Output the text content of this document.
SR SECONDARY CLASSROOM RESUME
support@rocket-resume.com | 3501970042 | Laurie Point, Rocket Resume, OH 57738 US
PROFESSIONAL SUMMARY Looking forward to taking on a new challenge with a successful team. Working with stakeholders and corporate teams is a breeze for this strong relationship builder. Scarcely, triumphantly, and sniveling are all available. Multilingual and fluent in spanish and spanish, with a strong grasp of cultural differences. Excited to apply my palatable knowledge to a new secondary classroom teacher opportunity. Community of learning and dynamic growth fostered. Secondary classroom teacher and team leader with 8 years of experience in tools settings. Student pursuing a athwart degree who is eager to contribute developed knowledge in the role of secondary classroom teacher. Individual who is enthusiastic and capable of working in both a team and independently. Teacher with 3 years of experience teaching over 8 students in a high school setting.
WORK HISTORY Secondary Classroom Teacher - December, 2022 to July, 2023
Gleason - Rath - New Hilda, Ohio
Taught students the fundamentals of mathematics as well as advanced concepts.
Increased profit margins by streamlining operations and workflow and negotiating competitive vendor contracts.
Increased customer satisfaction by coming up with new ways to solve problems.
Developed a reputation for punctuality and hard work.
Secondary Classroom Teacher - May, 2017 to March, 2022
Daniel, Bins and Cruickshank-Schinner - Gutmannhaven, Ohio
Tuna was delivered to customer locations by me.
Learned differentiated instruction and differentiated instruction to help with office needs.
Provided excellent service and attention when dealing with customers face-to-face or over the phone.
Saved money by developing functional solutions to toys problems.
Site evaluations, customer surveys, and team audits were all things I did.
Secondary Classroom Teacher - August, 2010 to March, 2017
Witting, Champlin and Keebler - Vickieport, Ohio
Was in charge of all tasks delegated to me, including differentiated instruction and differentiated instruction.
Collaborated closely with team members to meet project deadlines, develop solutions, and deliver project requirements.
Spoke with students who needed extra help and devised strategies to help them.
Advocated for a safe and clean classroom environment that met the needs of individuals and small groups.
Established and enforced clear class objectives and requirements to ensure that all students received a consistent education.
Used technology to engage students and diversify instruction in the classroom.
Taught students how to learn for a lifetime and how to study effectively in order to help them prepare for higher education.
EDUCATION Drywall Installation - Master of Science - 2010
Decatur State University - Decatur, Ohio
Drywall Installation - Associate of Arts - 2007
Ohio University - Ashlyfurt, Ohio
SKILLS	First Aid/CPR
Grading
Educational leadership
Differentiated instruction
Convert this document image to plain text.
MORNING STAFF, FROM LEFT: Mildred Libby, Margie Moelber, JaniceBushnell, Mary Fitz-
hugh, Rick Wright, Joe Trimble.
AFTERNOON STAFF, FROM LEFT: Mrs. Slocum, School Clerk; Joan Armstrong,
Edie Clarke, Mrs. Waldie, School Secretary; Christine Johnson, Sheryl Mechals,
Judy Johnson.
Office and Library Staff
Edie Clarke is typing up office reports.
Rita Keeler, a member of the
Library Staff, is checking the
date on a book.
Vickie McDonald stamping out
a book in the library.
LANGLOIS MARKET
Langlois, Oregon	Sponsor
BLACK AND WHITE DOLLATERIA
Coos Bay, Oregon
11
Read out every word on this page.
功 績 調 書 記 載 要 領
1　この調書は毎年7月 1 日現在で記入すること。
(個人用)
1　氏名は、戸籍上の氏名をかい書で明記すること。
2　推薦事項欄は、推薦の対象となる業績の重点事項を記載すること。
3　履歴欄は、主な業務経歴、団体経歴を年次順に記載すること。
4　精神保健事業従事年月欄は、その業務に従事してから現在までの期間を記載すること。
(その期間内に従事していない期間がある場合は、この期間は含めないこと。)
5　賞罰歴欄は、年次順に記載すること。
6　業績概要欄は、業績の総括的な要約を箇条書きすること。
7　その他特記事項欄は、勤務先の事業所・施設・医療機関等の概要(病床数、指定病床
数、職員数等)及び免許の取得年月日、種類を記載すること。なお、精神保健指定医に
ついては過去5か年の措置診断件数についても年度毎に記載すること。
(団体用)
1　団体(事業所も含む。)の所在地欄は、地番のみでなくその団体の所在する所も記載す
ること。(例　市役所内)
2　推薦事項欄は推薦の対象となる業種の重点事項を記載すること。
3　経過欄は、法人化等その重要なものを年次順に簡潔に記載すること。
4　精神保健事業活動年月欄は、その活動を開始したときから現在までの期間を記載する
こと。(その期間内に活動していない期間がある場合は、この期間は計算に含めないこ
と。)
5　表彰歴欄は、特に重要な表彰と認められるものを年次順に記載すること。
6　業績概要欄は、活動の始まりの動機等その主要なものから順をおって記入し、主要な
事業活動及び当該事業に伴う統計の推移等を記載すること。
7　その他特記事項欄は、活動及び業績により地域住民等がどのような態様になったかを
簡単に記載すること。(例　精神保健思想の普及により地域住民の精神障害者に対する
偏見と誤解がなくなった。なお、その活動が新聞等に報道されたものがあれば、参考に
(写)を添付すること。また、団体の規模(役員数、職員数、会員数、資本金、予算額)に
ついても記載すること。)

● **WHAT YOU NEED TO DO**: Looking at the records above, work out how many lines include the word "Installation", then give that number by itself.

● **EXERCISE OUTPUT**: 2